## [Exercise instructions]
All of the material below is to be restated word for word, apart from the pictures.

## [Available data]
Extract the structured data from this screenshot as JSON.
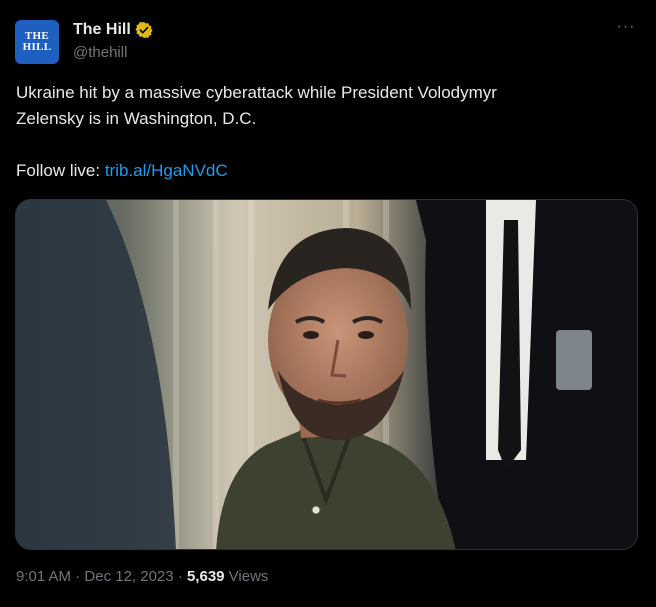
{
  "author": {
    "avatar_text_line1": "THE",
    "avatar_text_line2": "HILL",
    "name": "The Hill",
    "handle": "@thehill",
    "verified_badge_icon": "verified-gold-badge-icon",
    "avatar_color": "#1f5fbf",
    "badge_color": "#e2b719"
  },
  "menu": {
    "more_label": "···"
  },
  "tweet": {
    "text_line1": "Ukraine hit by a massive cyberattack while President Volodymyr",
    "text_line2": "Zelensky is in Washington, D.C.",
    "follow_prefix": "Follow live: ",
    "link_text": "trib.al/HgaNVdC",
    "link_color": "#1d9bf0"
  },
  "media": {
    "type": "photo"
  },
  "footer": {
    "time": "9:01 AM",
    "separator1": " · ",
    "date": "Dec 12, 2023",
    "separator2": " · ",
    "views_count": "5,639",
    "views_label": " Views"
  }
}
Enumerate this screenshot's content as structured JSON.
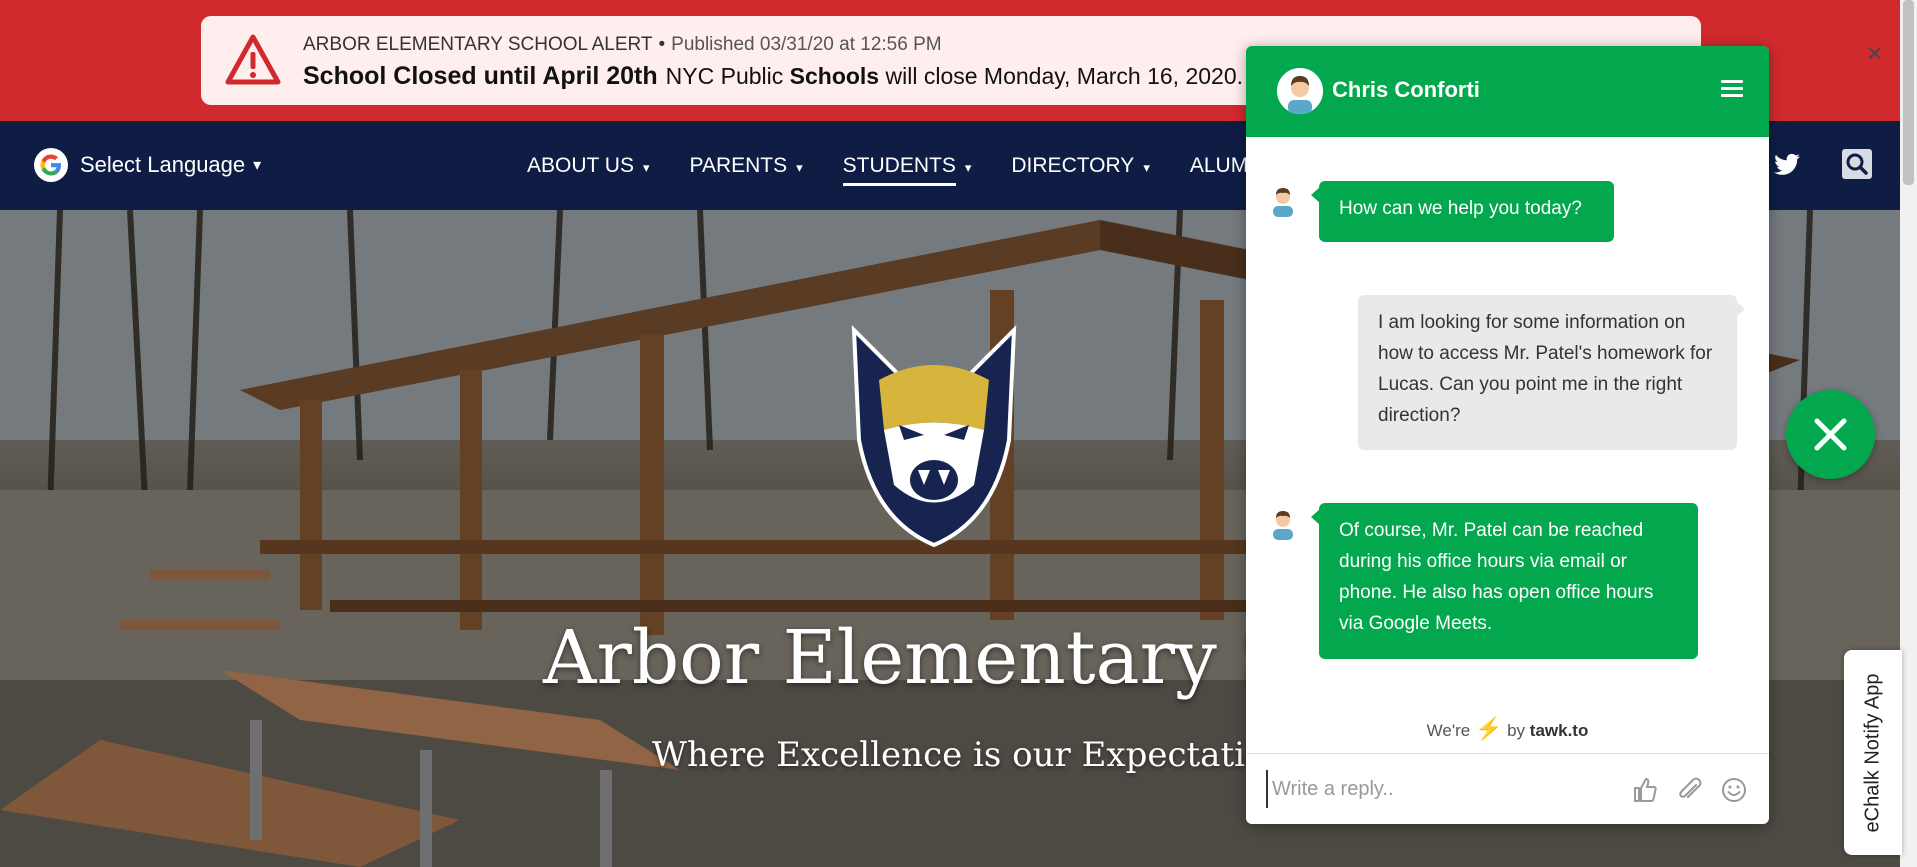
{
  "alert": {
    "category": "ARBOR ELEMENTARY SCHOOL ALERT",
    "separator": "•",
    "published": "Published 03/31/20 at 12:56 PM",
    "headline": "School Closed until April 20th",
    "body_pre": "NYC Public ",
    "body_bold": "Schools",
    "body_post": " will close Monday, March 16, 2020.",
    "close_label": "×"
  },
  "nav": {
    "language_label": "Select Language",
    "caret": "▾",
    "items": [
      {
        "label": "ABOUT US",
        "active": false
      },
      {
        "label": "PARENTS",
        "active": false
      },
      {
        "label": "STUDENTS",
        "active": true
      },
      {
        "label": "DIRECTORY",
        "active": false
      },
      {
        "label": "ALUMN",
        "active": false
      }
    ]
  },
  "hero": {
    "school_name": "Arbor Elementary Sch",
    "tagline": "Where Excellence is our Expectation!"
  },
  "chat": {
    "agent_name": "Chris Conforti",
    "messages": [
      {
        "from": "agent",
        "text": "How can we help you today?"
      },
      {
        "from": "visitor",
        "text": "I am looking for some information on how to access Mr. Patel's homework for Lucas. Can you point me in the right direction?"
      },
      {
        "from": "agent",
        "text": "Of course, Mr. Patel can be reached during his office hours via email or phone. He also has open office hours via Google Meets."
      }
    ],
    "powered_pre": "We're",
    "powered_by": "by",
    "powered_brand": "tawk.to",
    "reply_placeholder": "Write a reply.."
  },
  "echalk": {
    "label": "eChalk Notify App"
  },
  "colors": {
    "alert_red": "#d12a2e",
    "nav_navy": "#0f1d45",
    "chat_green": "#03a84e"
  }
}
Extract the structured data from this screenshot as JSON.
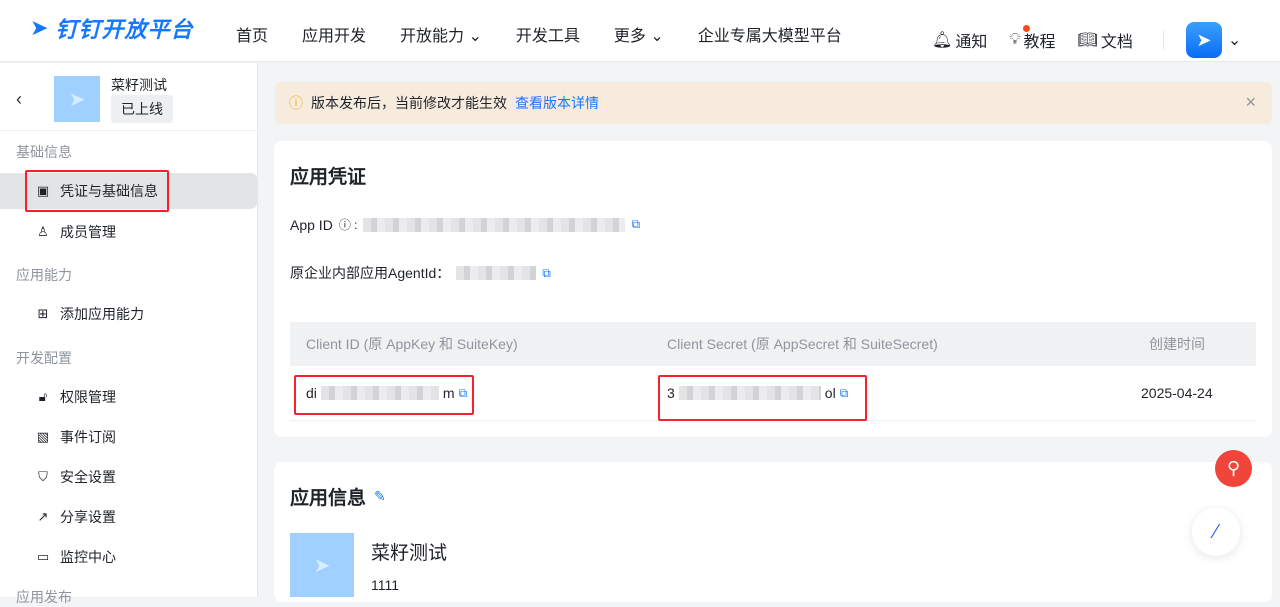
{
  "header": {
    "brand": "钉钉开放平台",
    "nav": [
      "首页",
      "应用开发",
      "开放能力",
      "开发工具",
      "更多",
      "企业专属大模型平台"
    ],
    "right": {
      "notify": "通知",
      "tutorial": "教程",
      "docs": "文档"
    }
  },
  "sidebar": {
    "app_name": "菜籽测试",
    "status": "已上线",
    "groups": [
      {
        "title": "基础信息",
        "items": [
          {
            "label": "凭证与基础信息",
            "icon": "credential-icon"
          },
          {
            "label": "成员管理",
            "icon": "member-icon"
          }
        ]
      },
      {
        "title": "应用能力",
        "items": [
          {
            "label": "添加应用能力",
            "icon": "add-app-icon"
          }
        ]
      },
      {
        "title": "开发配置",
        "items": [
          {
            "label": "权限管理",
            "icon": "lock-icon"
          },
          {
            "label": "事件订阅",
            "icon": "rss-icon"
          },
          {
            "label": "安全设置",
            "icon": "shield-icon"
          },
          {
            "label": "分享设置",
            "icon": "share-icon"
          },
          {
            "label": "监控中心",
            "icon": "monitor-icon"
          }
        ]
      },
      {
        "title": "应用发布",
        "items": []
      }
    ]
  },
  "notice": {
    "text": "版本发布后，当前修改才能生效",
    "link": "查看版本详情"
  },
  "credentials": {
    "title": "应用凭证",
    "app_id_label": "App ID",
    "agent_label": "原企业内部应用AgentId：",
    "table": {
      "headers": [
        "Client ID (原 AppKey 和 SuiteKey)",
        "Client Secret (原 AppSecret 和 SuiteSecret)",
        "创建时间"
      ],
      "row": {
        "client_id_prefix": "di",
        "client_id_suffix": "m",
        "secret_prefix": "3",
        "secret_suffix": "ol",
        "created": "2025-04-24"
      }
    }
  },
  "app_info": {
    "title": "应用信息",
    "name": "菜籽测试",
    "desc": "1111"
  },
  "colors": {
    "accent": "#1677ff",
    "highlight": "#f5222d",
    "notice_bg": "#f6ebdc"
  }
}
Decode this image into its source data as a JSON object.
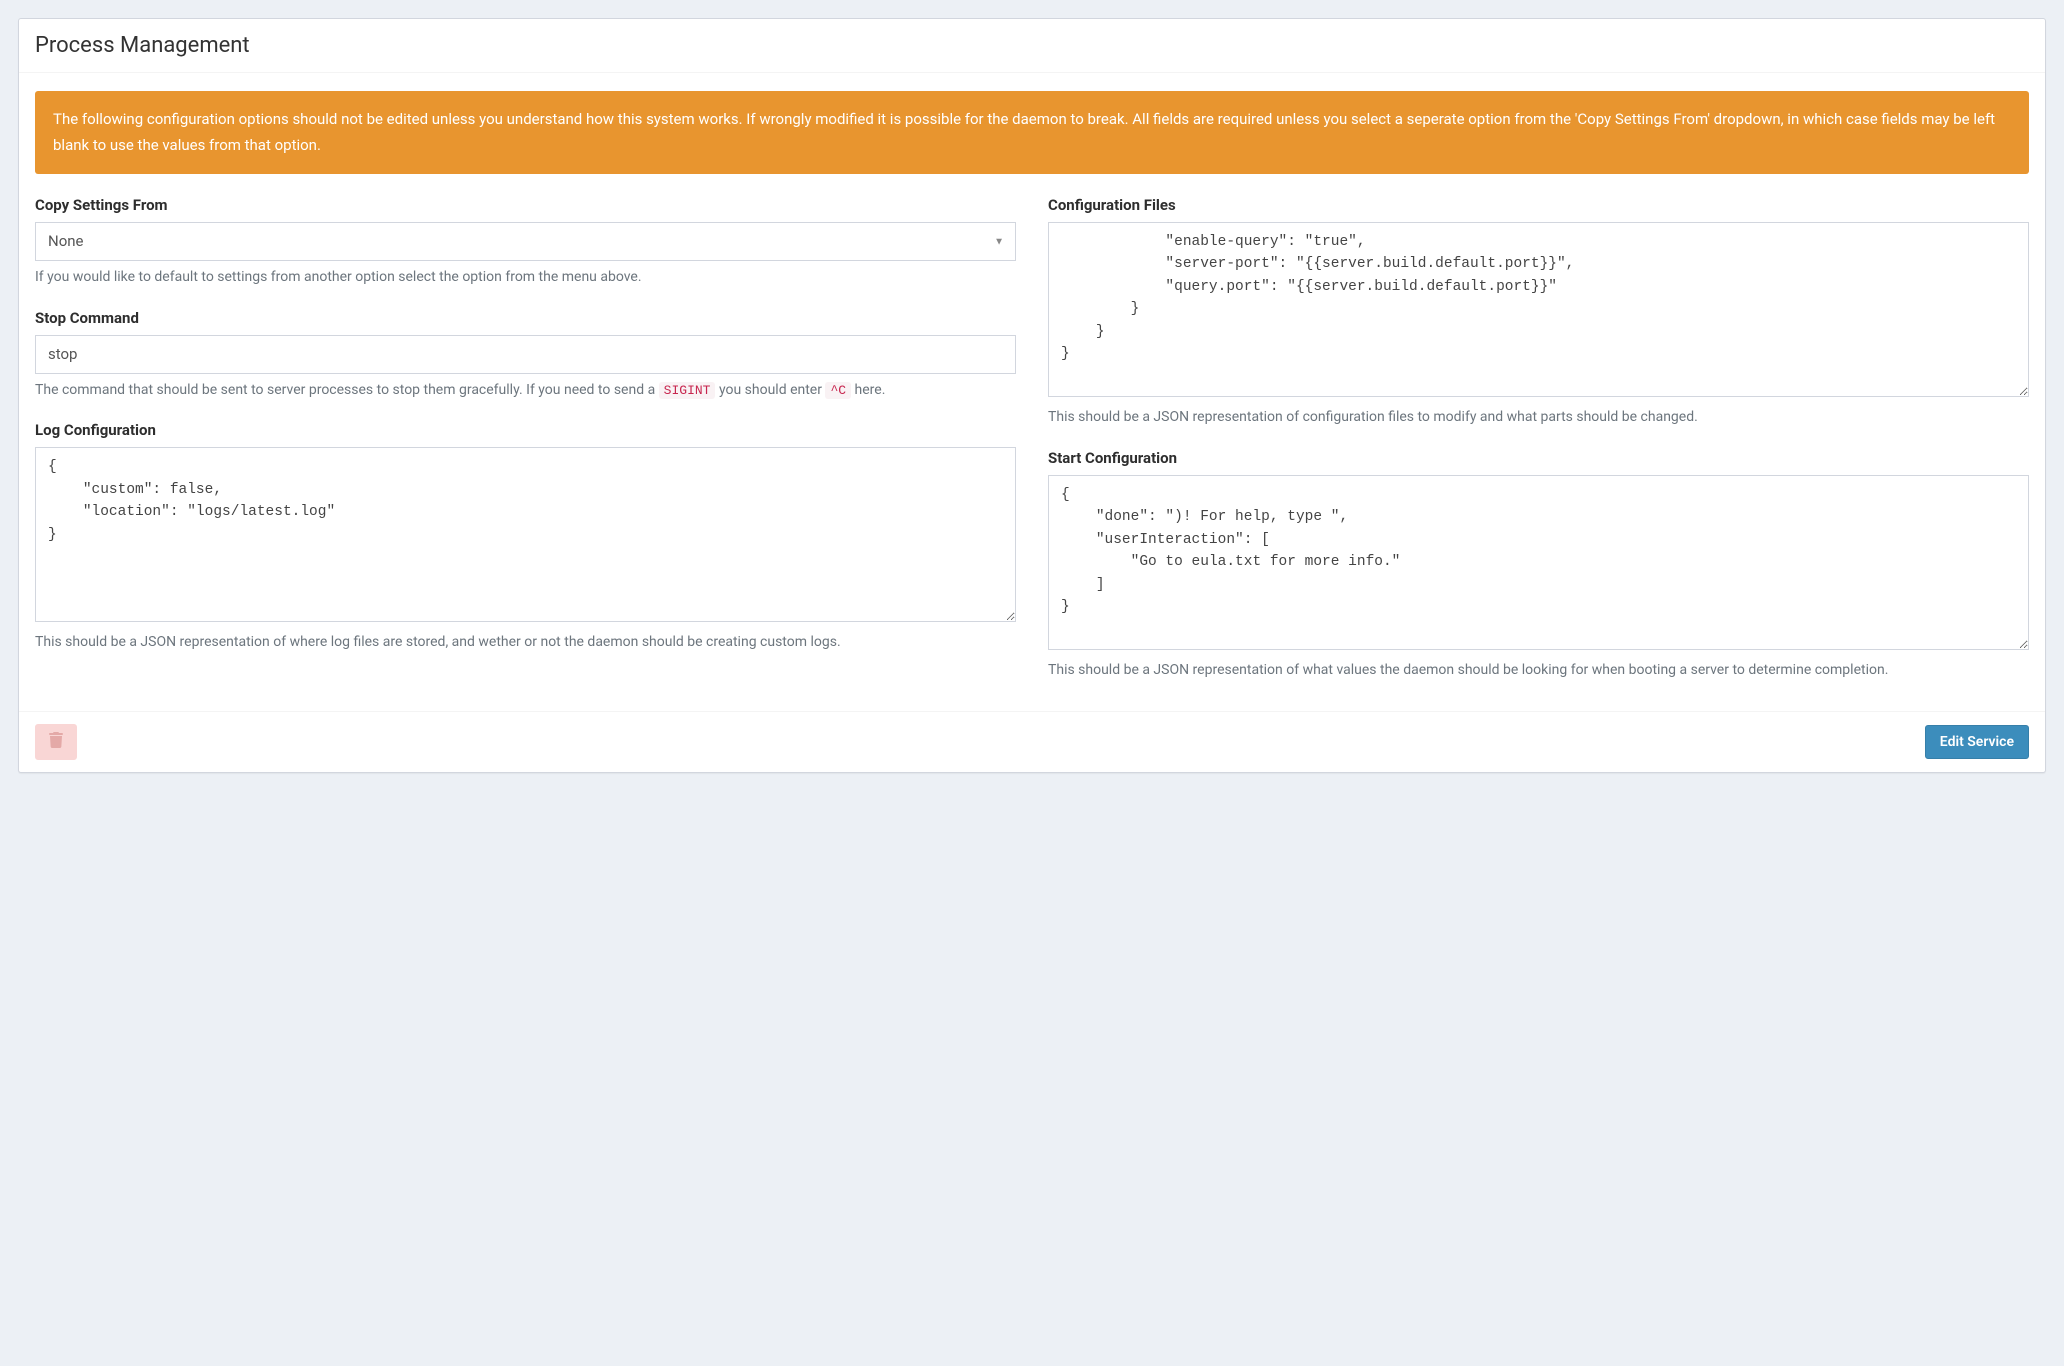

## [Answer for the task]
Extract the structured data from this screenshot as JSON.
{
  "author": {
    "avatar_text_line1": "THE",
    "avatar_text_line2": "HILL",
    "name": "The Hill",
    "handle": "@thehill",
    "verified_badge_icon": "verified-gold-badge-icon",
    "avatar_color": "#1f5fbf",
    "badge_color": "#e2b719"
  },
  "menu": {
    "more_label": "···"
  },
  "tweet": {
    "text_line1": "Ukraine hit by a massive cyberattack while President Volodymyr",
    "text_line2": "Zelensky is in Washington, D.C.",
    "follow_prefix": "Follow live: ",
    "link_text": "trib.al/HgaNVdC",
    "link_color": "#1d9bf0"
  },
  "media": {
    "type": "photo"
  },
  "footer": {
    "time": "9:01 AM",
    "separator1": " · ",
    "date": "Dec 12, 2023",
    "separator2": " · ",
    "views_count": "5,639",
    "views_label": " Views"
  }
}
Enumerate this screenshot's content as structured JSON.
{
  "alert": {
    "category": "ARBOR ELEMENTARY SCHOOL ALERT",
    "separator": "•",
    "published": "Published 03/31/20 at 12:56 PM",
    "headline": "School Closed until April 20th",
    "body_pre": "NYC Public ",
    "body_bold": "Schools",
    "body_post": " will close Monday, March 16, 2020.",
    "close_label": "×"
  },
  "nav": {
    "language_label": "Select Language",
    "caret": "▾",
    "items": [
      {
        "label": "ABOUT US",
        "active": false
      },
      {
        "label": "PARENTS",
        "active": false
      },
      {
        "label": "STUDENTS",
        "active": true
      },
      {
        "label": "DIRECTORY",
        "active": false
      },
      {
        "label": "ALUMN",
        "active": false
      }
    ]
  },
  "hero": {
    "school_name": "Arbor Elementary Sch",
    "tagline": "Where Excellence is our Expectation!"
  },
  "chat": {
    "agent_name": "Chris Conforti",
    "messages": [
      {
        "from": "agent",
        "text": "How can we help you today?"
      },
      {
        "from": "visitor",
        "text": "I am looking for some information on how to access Mr. Patel's homework for Lucas. Can you point me in the right direction?"
      },
      {
        "from": "agent",
        "text": "Of course, Mr. Patel can be reached during his office hours via email or phone. He also has open office hours via Google Meets."
      }
    ],
    "powered_pre": "We're",
    "powered_by": "by",
    "powered_brand": "tawk.to",
    "reply_placeholder": "Write a reply.."
  },
  "echalk": {
    "label": "eChalk Notify App"
  },
  "colors": {
    "alert_red": "#d12a2e",
    "nav_navy": "#0f1d45",
    "chat_green": "#03a84e"
  }
}
Extract the structured data from this screenshot as JSON.
{
  "header": {
    "brand": "钉钉开放平台",
    "nav": [
      "首页",
      "应用开发",
      "开放能力",
      "开发工具",
      "更多",
      "企业专属大模型平台"
    ],
    "right": {
      "notify": "通知",
      "tutorial": "教程",
      "docs": "文档"
    }
  },
  "sidebar": {
    "app_name": "菜籽测试",
    "status": "已上线",
    "groups": [
      {
        "title": "基础信息",
        "items": [
          {
            "label": "凭证与基础信息",
            "icon": "credential-icon"
          },
          {
            "label": "成员管理",
            "icon": "member-icon"
          }
        ]
      },
      {
        "title": "应用能力",
        "items": [
          {
            "label": "添加应用能力",
            "icon": "add-app-icon"
          }
        ]
      },
      {
        "title": "开发配置",
        "items": [
          {
            "label": "权限管理",
            "icon": "lock-icon"
          },
          {
            "label": "事件订阅",
            "icon": "rss-icon"
          },
          {
            "label": "安全设置",
            "icon": "shield-icon"
          },
          {
            "label": "分享设置",
            "icon": "share-icon"
          },
          {
            "label": "监控中心",
            "icon": "monitor-icon"
          }
        ]
      },
      {
        "title": "应用发布",
        "items": []
      }
    ]
  },
  "notice": {
    "text": "版本发布后，当前修改才能生效",
    "link": "查看版本详情"
  },
  "credentials": {
    "title": "应用凭证",
    "app_id_label": "App ID",
    "agent_label": "原企业内部应用AgentId：",
    "table": {
      "headers": [
        "Client ID (原 AppKey 和 SuiteKey)",
        "Client Secret (原 AppSecret 和 SuiteSecret)",
        "创建时间"
      ],
      "row": {
        "client_id_prefix": "di",
        "client_id_suffix": "m",
        "secret_prefix": "3",
        "secret_suffix": "ol",
        "created": "2025-04-24"
      }
    }
  },
  "app_info": {
    "title": "应用信息",
    "name": "菜籽测试",
    "desc": "1111"
  },
  "colors": {
    "accent": "#1677ff",
    "highlight": "#f5222d",
    "notice_bg": "#f6ebdc"
  }
}
Decode this image into its source data as a JSON object.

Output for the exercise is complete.